— Begin Records supplied —

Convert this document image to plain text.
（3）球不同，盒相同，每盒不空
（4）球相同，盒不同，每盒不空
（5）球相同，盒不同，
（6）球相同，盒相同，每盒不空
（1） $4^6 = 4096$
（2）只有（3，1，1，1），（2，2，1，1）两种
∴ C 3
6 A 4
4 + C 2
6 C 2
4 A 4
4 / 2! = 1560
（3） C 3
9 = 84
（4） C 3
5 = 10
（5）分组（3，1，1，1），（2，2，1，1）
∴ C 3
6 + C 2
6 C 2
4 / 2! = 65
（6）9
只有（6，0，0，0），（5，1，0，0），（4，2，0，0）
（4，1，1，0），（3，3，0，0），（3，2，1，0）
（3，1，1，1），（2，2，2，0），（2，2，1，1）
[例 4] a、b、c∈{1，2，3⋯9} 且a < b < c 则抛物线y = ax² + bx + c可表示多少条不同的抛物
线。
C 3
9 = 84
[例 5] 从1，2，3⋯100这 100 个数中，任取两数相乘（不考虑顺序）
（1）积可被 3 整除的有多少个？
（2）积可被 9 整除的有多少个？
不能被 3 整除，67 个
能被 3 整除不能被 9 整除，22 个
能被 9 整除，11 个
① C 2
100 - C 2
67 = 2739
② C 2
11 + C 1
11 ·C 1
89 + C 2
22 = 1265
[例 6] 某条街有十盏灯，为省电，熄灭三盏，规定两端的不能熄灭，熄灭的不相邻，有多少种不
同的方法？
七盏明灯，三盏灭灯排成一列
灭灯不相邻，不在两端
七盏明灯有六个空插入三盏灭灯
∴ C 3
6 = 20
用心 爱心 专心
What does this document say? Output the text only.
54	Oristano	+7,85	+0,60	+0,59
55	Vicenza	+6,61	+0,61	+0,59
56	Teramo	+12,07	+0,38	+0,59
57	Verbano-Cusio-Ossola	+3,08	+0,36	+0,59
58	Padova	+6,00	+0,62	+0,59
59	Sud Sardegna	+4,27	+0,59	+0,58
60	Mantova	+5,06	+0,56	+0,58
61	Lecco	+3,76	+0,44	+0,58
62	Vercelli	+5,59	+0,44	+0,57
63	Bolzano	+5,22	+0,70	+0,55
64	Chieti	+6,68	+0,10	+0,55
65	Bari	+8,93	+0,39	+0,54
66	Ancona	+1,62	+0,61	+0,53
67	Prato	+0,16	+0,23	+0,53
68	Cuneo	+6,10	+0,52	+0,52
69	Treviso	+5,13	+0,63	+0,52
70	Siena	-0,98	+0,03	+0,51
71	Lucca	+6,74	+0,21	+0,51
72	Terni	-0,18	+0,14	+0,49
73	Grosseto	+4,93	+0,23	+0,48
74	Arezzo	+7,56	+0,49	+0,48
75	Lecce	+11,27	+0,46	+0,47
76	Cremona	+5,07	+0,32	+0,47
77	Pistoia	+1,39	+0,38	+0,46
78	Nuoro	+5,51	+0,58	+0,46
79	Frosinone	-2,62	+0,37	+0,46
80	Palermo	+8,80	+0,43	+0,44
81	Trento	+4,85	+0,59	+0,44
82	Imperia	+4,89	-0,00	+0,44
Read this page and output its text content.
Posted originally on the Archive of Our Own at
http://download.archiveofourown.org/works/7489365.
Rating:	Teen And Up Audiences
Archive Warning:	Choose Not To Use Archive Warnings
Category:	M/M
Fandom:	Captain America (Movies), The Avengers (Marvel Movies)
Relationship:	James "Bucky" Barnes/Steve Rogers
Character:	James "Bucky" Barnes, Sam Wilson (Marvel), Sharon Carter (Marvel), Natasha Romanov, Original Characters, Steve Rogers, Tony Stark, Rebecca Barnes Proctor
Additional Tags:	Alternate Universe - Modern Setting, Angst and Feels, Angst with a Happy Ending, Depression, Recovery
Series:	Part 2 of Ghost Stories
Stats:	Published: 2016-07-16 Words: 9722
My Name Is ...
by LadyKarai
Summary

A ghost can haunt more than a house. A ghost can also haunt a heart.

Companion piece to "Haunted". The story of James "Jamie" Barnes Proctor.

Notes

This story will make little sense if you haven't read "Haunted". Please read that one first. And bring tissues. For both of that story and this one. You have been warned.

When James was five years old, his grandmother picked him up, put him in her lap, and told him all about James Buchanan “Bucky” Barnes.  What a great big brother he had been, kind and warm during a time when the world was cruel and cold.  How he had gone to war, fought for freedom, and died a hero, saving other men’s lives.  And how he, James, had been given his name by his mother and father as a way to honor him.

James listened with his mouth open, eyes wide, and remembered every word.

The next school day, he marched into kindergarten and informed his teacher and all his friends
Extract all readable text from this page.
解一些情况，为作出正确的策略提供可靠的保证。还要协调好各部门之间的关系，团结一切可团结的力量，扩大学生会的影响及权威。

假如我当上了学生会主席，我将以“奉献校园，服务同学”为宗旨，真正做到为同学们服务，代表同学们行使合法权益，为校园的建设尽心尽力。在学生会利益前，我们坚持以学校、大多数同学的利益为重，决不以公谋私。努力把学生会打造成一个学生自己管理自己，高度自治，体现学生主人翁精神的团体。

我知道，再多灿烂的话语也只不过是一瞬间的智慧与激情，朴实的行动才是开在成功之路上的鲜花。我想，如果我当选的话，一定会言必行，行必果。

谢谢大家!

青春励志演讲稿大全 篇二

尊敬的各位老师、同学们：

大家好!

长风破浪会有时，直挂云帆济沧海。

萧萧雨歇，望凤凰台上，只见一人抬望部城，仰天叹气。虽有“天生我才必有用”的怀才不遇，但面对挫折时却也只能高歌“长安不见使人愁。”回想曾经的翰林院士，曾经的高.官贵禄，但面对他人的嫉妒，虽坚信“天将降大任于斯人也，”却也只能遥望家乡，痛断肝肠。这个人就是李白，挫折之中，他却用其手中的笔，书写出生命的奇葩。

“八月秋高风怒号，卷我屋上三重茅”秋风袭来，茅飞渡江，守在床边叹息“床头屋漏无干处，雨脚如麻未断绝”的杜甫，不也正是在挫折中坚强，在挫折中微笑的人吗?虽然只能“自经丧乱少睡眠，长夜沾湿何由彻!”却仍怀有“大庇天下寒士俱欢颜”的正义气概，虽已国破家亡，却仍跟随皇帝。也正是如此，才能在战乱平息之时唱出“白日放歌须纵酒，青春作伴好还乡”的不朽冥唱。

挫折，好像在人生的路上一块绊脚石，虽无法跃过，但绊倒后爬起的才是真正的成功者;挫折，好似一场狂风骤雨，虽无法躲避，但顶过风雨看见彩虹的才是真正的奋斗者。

— End Records supplied —

#### Task objective:
Print every line of the records exactly. Omit nothing.

#### Expected output:
Convert this document image to plain text.
（3）球不同，盒相同，每盒不空
（4）球相同，盒不同，每盒不空
（5）球相同，盒不同，
（6）球相同，盒相同，每盒不空
（1） $4^6 = 4096$
（2）只有（3，1，1，1），（2，2，1，1）两种
∴ C 3
6 A 4
4 + C 2
6 C 2
4 A 4
4 / 2! = 1560
（3） C 3
9 = 84
（4） C 3
5 = 10
（5）分组（3，1，1，1），（2，2，1，1）
∴ C 3
6 + C 2
6 C 2
4 / 2! = 65
（6）9
只有（6，0，0，0），（5，1，0，0），（4，2，0，0）
（4，1，1，0），（3，3，0，0），（3，2，1，0）
（3，1，1，1），（2，2，2，0），（2，2，1，1）
[例 4] a、b、c∈{1，2，3⋯9} 且a < b < c 则抛物线y = ax² + bx + c可表示多少条不同的抛物
线。
C 3
9 = 84
[例 5] 从1，2，3⋯100这 100 个数中，任取两数相乘（不考虑顺序）
（1）积可被 3 整除的有多少个？
（2）积可被 9 整除的有多少个？
不能被 3 整除，67 个
能被 3 整除不能被 9 整除，22 个
能被 9 整除，11 个
① C 2
100 - C 2
67 = 2739
② C 2
11 + C 1
11 ·C 1
89 + C 2
22 = 1265
[例 6] 某条街有十盏灯，为省电，熄灭三盏，规定两端的不能熄灭，熄灭的不相邻，有多少种不
同的方法？
七盏明灯，三盏灭灯排成一列
灭灯不相邻，不在两端
七盏明灯有六个空插入三盏灭灯
∴ C 3
6 = 20
用心 爱心 专心
What does this document say? Output the text only.
54	Oristano	+7,85	+0,60	+0,59
55	Vicenza	+6,61	+0,61	+0,59
56	Teramo	+12,07	+0,38	+0,59
57	Verbano-Cusio-Ossola	+3,08	+0,36	+0,59
58	Padova	+6,00	+0,62	+0,59
59	Sud Sardegna	+4,27	+0,59	+0,58
60	Mantova	+5,06	+0,56	+0,58
61	Lecco	+3,76	+0,44	+0,58
62	Vercelli	+5,59	+0,44	+0,57
63	Bolzano	+5,22	+0,70	+0,55
64	Chieti	+6,68	+0,10	+0,55
65	Bari	+8,93	+0,39	+0,54
66	Ancona	+1,62	+0,61	+0,53
67	Prato	+0,16	+0,23	+0,53
68	Cuneo	+6,10	+0,52	+0,52
69	Treviso	+5,13	+0,63	+0,52
70	Siena	-0,98	+0,03	+0,51
71	Lucca	+6,74	+0,21	+0,51
72	Terni	-0,18	+0,14	+0,49
73	Grosseto	+4,93	+0,23	+0,48
74	Arezzo	+7,56	+0,49	+0,48
75	Lecce	+11,27	+0,46	+0,47
76	Cremona	+5,07	+0,32	+0,47
77	Pistoia	+1,39	+0,38	+0,46
78	Nuoro	+5,51	+0,58	+0,46
79	Frosinone	-2,62	+0,37	+0,46
80	Palermo	+8,80	+0,43	+0,44
81	Trento	+4,85	+0,59	+0,44
82	Imperia	+4,89	-0,00	+0,44
Read this page and output its text content.
Posted originally on the Archive of Our Own at
http://download.archiveofourown.org/works/7489365.
Rating:	Teen And Up Audiences
Archive Warning:	Choose Not To Use Archive Warnings
Category:	M/M
Fandom:	Captain America (Movies), The Avengers (Marvel Movies)
Relationship:	James "Bucky" Barnes/Steve Rogers
Character:	James "Bucky" Barnes, Sam Wilson (Marvel), Sharon Carter (Marvel), Natasha Romanov, Original Characters, Steve Rogers, Tony Stark, Rebecca Barnes Proctor
Additional Tags:	Alternate Universe - Modern Setting, Angst and Feels, Angst with a Happy Ending, Depression, Recovery
Series:	Part 2 of Ghost Stories
Stats:	Published: 2016-07-16 Words: 9722
My Name Is ...
by LadyKarai
Summary

A ghost can haunt more than a house. A ghost can also haunt a heart.

Companion piece to "Haunted". The story of James "Jamie" Barnes Proctor.

Notes

This story will make little sense if you haven't read "Haunted". Please read that one first. And bring tissues. For both of that story and this one. You have been warned.

When James was five years old, his grandmother picked him up, put him in her lap, and told him all about James Buchanan “Bucky” Barnes.  What a great big brother he had been, kind and warm during a time when the world was cruel and cold.  How he had gone to war, fought for freedom, and died a hero, saving other men’s lives.  And how he, James, had been given his name by his mother and father as a way to honor him.

James listened with his mouth open, eyes wide, and remembered every word.

The next school day, he marched into kindergarten and informed his teacher and all his friends
Extract all readable text from this page.
解一些情况，为作出正确的策略提供可靠的保证。还要协调好各部门之间的关系，团结一切可团结的力量，扩大学生会的影响及权威。

假如我当上了学生会主席，我将以“奉献校园，服务同学”为宗旨，真正做到为同学们服务，代表同学们行使合法权益，为校园的建设尽心尽力。在学生会利益前，我们坚持以学校、大多数同学的利益为重，决不以公谋私。努力把学生会打造成一个学生自己管理自己，高度自治，体现学生主人翁精神的团体。

我知道，再多灿烂的话语也只不过是一瞬间的智慧与激情，朴实的行动才是开在成功之路上的鲜花。我想，如果我当选的话，一定会言必行，行必果。

谢谢大家!

青春励志演讲稿大全 篇二

尊敬的各位老师、同学们：

大家好!

长风破浪会有时，直挂云帆济沧海。

萧萧雨歇，望凤凰台上，只见一人抬望部城，仰天叹气。虽有“天生我才必有用”的怀才不遇，但面对挫折时却也只能高歌“长安不见使人愁。”回想曾经的翰林院士，曾经的高.官贵禄，但面对他人的嫉妒，虽坚信“天将降大任于斯人也，”却也只能遥望家乡，痛断肝肠。这个人就是李白，挫折之中，他却用其手中的笔，书写出生命的奇葩。

“八月秋高风怒号，卷我屋上三重茅”秋风袭来，茅飞渡江，守在床边叹息“床头屋漏无干处，雨脚如麻未断绝”的杜甫，不也正是在挫折中坚强，在挫折中微笑的人吗?虽然只能“自经丧乱少睡眠，长夜沾湿何由彻!”却仍怀有“大庇天下寒士俱欢颜”的正义气概，虽已国破家亡，却仍跟随皇帝。也正是如此，才能在战乱平息之时唱出“白日放歌须纵酒，青春作伴好还乡”的不朽冥唱。

挫折，好像在人生的路上一块绊脚石，虽无法跃过，但绊倒后爬起的才是真正的成功者;挫折，好似一场狂风骤雨，虽无法躲避，但顶过风雨看见彩虹的才是真正的奋斗者。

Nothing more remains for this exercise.